Short problem:
Search the listing below for the string "this" and copy every line where it occurs.
— Start —
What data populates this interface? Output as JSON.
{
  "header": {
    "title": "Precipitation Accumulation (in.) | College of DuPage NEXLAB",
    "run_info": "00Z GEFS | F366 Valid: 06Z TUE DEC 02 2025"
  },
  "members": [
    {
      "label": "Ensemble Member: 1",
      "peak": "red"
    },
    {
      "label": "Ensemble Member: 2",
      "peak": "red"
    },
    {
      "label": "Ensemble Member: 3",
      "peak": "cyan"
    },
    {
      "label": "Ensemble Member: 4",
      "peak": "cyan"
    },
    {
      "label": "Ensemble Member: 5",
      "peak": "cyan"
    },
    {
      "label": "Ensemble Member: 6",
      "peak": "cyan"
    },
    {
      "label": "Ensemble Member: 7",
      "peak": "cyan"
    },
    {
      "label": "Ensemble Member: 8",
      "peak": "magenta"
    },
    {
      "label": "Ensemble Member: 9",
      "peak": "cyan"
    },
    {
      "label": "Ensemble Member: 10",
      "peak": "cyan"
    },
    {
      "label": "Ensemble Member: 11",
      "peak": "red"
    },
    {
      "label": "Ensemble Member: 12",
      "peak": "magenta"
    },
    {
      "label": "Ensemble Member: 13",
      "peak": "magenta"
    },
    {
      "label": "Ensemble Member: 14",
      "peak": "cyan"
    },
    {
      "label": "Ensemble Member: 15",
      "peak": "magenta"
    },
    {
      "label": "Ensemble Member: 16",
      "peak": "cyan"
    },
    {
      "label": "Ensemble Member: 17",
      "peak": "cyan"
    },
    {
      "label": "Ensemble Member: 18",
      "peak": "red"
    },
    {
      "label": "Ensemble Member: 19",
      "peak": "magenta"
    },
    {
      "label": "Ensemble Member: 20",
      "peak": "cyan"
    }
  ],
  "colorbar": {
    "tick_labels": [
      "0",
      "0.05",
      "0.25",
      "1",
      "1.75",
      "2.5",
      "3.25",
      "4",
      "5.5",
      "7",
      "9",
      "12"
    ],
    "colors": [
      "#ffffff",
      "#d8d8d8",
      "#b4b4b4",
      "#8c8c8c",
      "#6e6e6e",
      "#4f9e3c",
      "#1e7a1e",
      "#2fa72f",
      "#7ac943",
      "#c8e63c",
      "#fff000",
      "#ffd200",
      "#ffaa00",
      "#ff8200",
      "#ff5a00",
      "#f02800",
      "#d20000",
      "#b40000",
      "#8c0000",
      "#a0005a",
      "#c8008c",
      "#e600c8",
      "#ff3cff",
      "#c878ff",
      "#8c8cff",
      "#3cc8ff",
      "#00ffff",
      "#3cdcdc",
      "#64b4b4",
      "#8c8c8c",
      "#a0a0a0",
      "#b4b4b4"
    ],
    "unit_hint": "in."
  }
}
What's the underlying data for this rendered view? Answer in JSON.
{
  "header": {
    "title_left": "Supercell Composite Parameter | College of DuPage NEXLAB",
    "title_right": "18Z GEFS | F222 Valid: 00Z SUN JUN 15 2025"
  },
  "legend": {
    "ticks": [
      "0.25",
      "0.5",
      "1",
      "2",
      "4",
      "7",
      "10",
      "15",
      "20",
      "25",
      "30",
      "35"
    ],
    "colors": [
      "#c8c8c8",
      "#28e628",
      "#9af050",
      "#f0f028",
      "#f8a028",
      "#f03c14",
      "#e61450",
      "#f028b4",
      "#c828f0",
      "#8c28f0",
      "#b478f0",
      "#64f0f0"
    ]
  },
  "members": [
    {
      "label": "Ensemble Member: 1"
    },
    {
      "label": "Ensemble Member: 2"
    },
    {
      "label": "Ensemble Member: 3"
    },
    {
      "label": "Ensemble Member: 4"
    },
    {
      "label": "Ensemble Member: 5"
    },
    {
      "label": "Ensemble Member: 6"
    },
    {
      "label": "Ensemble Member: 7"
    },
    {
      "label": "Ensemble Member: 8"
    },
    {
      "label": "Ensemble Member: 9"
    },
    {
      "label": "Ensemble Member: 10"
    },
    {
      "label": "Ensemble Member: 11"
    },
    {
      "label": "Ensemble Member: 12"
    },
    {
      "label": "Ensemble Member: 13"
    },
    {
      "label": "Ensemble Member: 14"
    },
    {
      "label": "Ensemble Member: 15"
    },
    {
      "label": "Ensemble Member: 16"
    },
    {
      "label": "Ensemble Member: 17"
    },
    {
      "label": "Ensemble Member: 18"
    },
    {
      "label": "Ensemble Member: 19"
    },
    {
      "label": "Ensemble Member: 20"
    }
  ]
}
— End —
Solution to the problem:
What data populates this interface? Output as JSON.
What's the underlying data for this rendered view? Answer in JSON.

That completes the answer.